▶ [The problem]: Print out the entries below with no edits.

Figure contents as structured data
****

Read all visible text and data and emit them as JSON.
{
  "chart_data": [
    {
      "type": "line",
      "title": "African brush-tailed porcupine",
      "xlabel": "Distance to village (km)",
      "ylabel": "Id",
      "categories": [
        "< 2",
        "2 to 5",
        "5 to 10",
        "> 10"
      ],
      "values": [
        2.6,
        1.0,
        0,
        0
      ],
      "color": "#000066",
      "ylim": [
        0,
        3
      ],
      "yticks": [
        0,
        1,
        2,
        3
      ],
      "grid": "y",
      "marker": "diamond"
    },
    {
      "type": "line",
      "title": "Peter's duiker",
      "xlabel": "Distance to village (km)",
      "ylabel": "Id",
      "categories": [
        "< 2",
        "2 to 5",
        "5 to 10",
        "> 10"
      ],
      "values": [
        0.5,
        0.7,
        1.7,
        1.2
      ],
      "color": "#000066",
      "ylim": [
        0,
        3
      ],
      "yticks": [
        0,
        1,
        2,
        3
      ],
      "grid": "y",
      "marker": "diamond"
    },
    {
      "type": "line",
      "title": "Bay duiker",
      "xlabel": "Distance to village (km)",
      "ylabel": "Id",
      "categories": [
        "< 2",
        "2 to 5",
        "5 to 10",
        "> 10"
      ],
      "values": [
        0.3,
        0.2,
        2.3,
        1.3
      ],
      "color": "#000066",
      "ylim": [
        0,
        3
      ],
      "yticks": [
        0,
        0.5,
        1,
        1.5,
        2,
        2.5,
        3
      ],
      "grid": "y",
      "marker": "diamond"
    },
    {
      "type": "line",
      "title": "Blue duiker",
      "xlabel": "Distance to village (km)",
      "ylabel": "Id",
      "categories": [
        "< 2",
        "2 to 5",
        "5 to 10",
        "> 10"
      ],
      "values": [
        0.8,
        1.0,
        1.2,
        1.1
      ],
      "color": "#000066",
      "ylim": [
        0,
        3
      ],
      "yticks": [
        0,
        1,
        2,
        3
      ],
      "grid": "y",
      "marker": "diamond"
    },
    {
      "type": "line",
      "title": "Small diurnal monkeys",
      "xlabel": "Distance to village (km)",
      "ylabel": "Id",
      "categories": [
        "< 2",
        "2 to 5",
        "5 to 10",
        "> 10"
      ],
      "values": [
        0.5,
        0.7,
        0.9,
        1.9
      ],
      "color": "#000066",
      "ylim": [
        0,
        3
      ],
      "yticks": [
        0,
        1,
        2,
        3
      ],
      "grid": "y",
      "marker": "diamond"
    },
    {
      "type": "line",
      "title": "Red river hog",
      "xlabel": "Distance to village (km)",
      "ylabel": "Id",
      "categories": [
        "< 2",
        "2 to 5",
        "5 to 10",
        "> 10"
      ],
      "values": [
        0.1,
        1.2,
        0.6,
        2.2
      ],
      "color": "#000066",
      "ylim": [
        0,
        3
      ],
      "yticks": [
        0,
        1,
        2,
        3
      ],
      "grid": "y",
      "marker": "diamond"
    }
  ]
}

****

▶ [The completed task]:
Read all visible text and data and emit them as JSON.
{
  "chart_data": [
    {
      "type": "line",
      "title": "African brush-tailed porcupine",
      "xlabel": "Distance to village (km)",
      "ylabel": "Id",
      "categories": [
        "< 2",
        "2 to 5",
        "5 to 10",
        "> 10"
      ],
      "values": [
        2.6,
        1.0,
        0,
        0
      ],
      "color": "#000066",
      "ylim": [
        0,
        3
      ],
      "yticks": [
        0,
        1,
        2,
        3
      ],
      "grid": "y",
      "marker": "diamond"
    },
    {
      "type": "line",
      "title": "Peter's duiker",
      "xlabel": "Distance to village (km)",
      "ylabel": "Id",
      "categories": [
        "< 2",
        "2 to 5",
        "5 to 10",
        "> 10"
      ],
      "values": [
        0.5,
        0.7,
        1.7,
        1.2
      ],
      "color": "#000066",
      "ylim": [
        0,
        3
      ],
      "yticks": [
        0,
        1,
        2,
        3
      ],
      "grid": "y",
      "marker": "diamond"
    },
    {
      "type": "line",
      "title": "Bay duiker",
      "xlabel": "Distance to village (km)",
      "ylabel": "Id",
      "categories": [
        "< 2",
        "2 to 5",
        "5 to 10",
        "> 10"
      ],
      "values": [
        0.3,
        0.2,
        2.3,
        1.3
      ],
      "color": "#000066",
      "ylim": [
        0,
        3
      ],
      "yticks": [
        0,
        0.5,
        1,
        1.5,
        2,
        2.5,
        3
      ],
      "grid": "y",
      "marker": "diamond"
    },
    {
      "type": "line",
      "title": "Blue duiker",
      "xlabel": "Distance to village (km)",
      "ylabel": "Id",
      "categories": [
        "< 2",
        "2 to 5",
        "5 to 10",
        "> 10"
      ],
      "values": [
        0.8,
        1.0,
        1.2,
        1.1
      ],
      "color": "#000066",
      "ylim": [
        0,
        3
      ],
      "yticks": [
        0,
        1,
        2,
        3
      ],
      "grid": "y",
      "marker": "diamond"
    },
    {
      "type": "line",
      "title": "Small diurnal monkeys",
      "xlabel": "Distance to village (km)",
      "ylabel": "Id",
      "categories": [
        "< 2",
        "2 to 5",
        "5 to 10",
        "> 10"
      ],
      "values": [
        0.5,
        0.7,
        0.9,
        1.9
      ],
      "color": "#000066",
      "ylim": [
        0,
        3
      ],
      "yticks": [
        0,
        1,
        2,
        3
      ],
      "grid": "y",
      "marker": "diamond"
    },
    {
      "type": "line",
      "title": "Red river hog",
      "xlabel": "Distance to village (km)",
      "ylabel": "Id",
      "categories": [
        "< 2",
        "2 to 5",
        "5 to 10",
        "> 10"
      ],
      "values": [
        0.1,
        1.2,
        0.6,
        2.2
      ],
      "color": "#000066",
      "ylim": [
        0,
        3
      ],
      "yticks": [
        0,
        1,
        2,
        3
      ],
      "grid": "y",
      "marker": "diamond"
    }
  ]
}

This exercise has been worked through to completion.